■ **What to work on**
Here are some records; quote them exactly, leaving out the pictures.

■ **Exercise data**
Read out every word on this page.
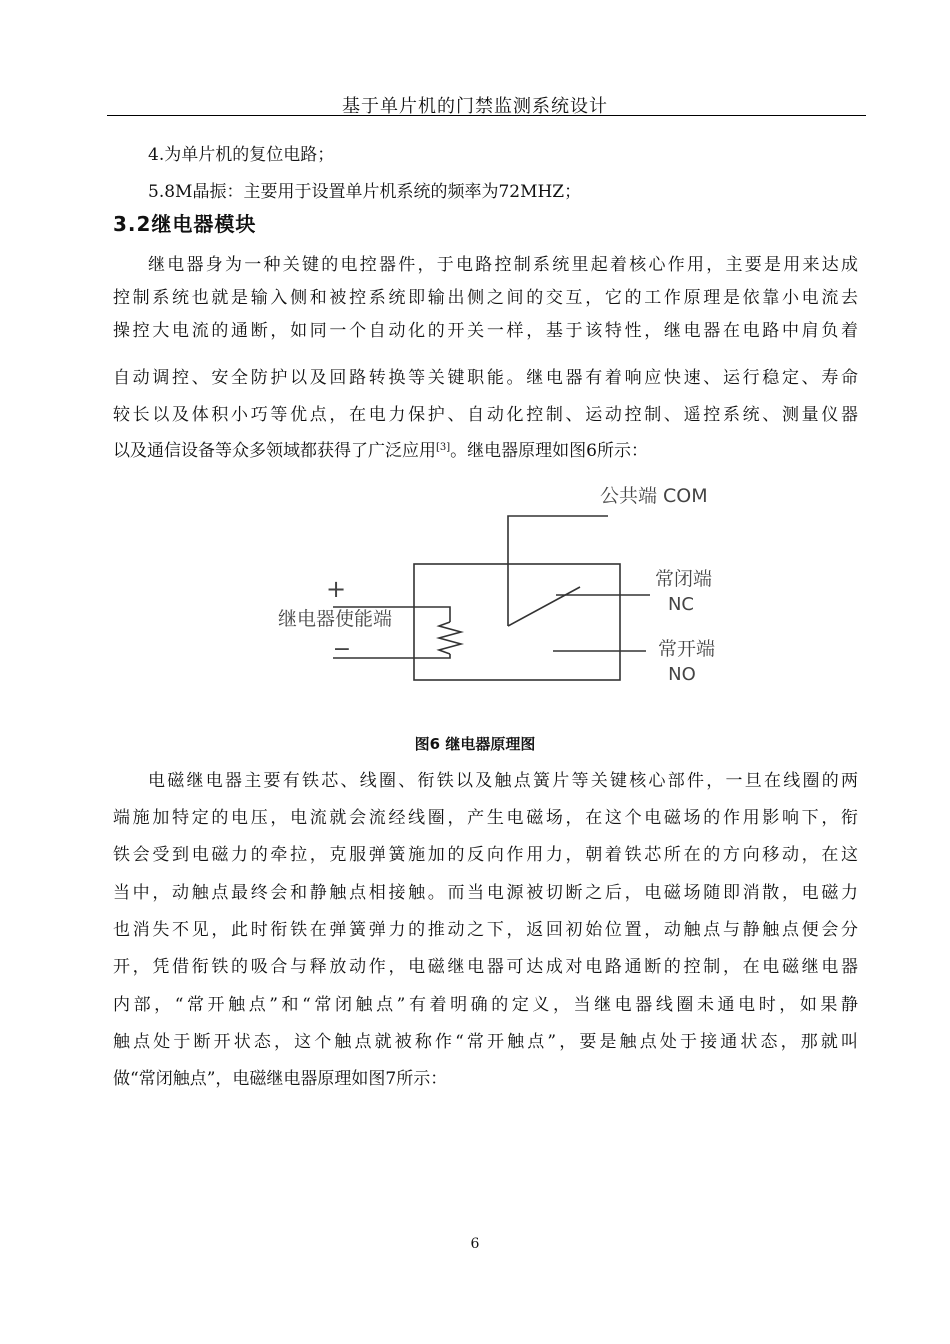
基于单片机的门禁监测系统设计
4.为单片机的复位电路；
5.8M晶振：主要用于设置单片机系统的频率为72MHZ；
3.2继电器模块
继电器身为一种关键的电控器件，于电路控制系统里起着核心作用，主要是用来达成
控制系统也就是输入侧和被控系统即输出侧之间的交互，它的工作原理是依靠小电流去
操控大电流的通断，如同一个自动化的开关一样，基于该特性，继电器在电路中肩负着
自动调控、安全防护以及回路转换等关键职能。继电器有着响应快速、运行稳定、寿命
较长以及体积小巧等优点，在电力保护、自动化控制、运动控制、遥控系统、测量仪器
以及通信设备等众多领域都获得了广泛应用[3]。继电器原理如图6所示：
+
−
继电器使能端
公共端 COM
常闭端
NC
常开端
NO
图6 继电器原理图
电磁继电器主要有铁芯、线圈、衔铁以及触点簧片等关键核心部件，一旦在线圈的两
端施加特定的电压，电流就会流经线圈，产生电磁场，在这个电磁场的作用影响下，衔
铁会受到电磁力的牵拉，克服弹簧施加的反向作用力，朝着铁芯所在的方向移动，在这
当中，动触点最终会和静触点相接触。而当电源被切断之后，电磁场随即消散，电磁力
也消失不见，此时衔铁在弹簧弹力的推动之下，返回初始位置，动触点与静触点便会分
开，凭借衔铁的吸合与释放动作，电磁继电器可达成对电路通断的控制，在电磁继电器
内部，“常开触点”和“常闭触点”有着明确的定义，当继电器线圈未通电时，如果静
触点处于断开状态，这个触点就被称作“常开触点”，要是触点处于接通状态，那就叫
做“常闭触点”，电磁继电器原理如图7所示：
6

■ **Finished task**
Read out every word on this page.
基于单片机的门禁监测系统设计
4.为单片机的复位电路；
5.8M晶振：主要用于设置单片机系统的频率为72MHZ；
3.2继电器模块
继电器身为一种关键的电控器件，于电路控制系统里起着核心作用，主要是用来达成
控制系统也就是输入侧和被控系统即输出侧之间的交互，它的工作原理是依靠小电流去
操控大电流的通断，如同一个自动化的开关一样，基于该特性，继电器在电路中肩负着
自动调控、安全防护以及回路转换等关键职能。继电器有着响应快速、运行稳定、寿命
较长以及体积小巧等优点，在电力保护、自动化控制、运动控制、遥控系统、测量仪器
以及通信设备等众多领域都获得了广泛应用[3]。继电器原理如图6所示：
+
−
继电器使能端
公共端 COM
常闭端
NC
常开端
NO
图6 继电器原理图
电磁继电器主要有铁芯、线圈、衔铁以及触点簧片等关键核心部件，一旦在线圈的两
端施加特定的电压，电流就会流经线圈，产生电磁场，在这个电磁场的作用影响下，衔
铁会受到电磁力的牵拉，克服弹簧施加的反向作用力，朝着铁芯所在的方向移动，在这
当中，动触点最终会和静触点相接触。而当电源被切断之后，电磁场随即消散，电磁力
也消失不见，此时衔铁在弹簧弹力的推动之下，返回初始位置，动触点与静触点便会分
开，凭借衔铁的吸合与释放动作，电磁继电器可达成对电路通断的控制，在电磁继电器
内部，“常开触点”和“常闭触点”有着明确的定义，当继电器线圈未通电时，如果静
触点处于断开状态，这个触点就被称作“常开触点”，要是触点处于接通状态，那就叫
做“常闭触点”，电磁继电器原理如图7所示：
6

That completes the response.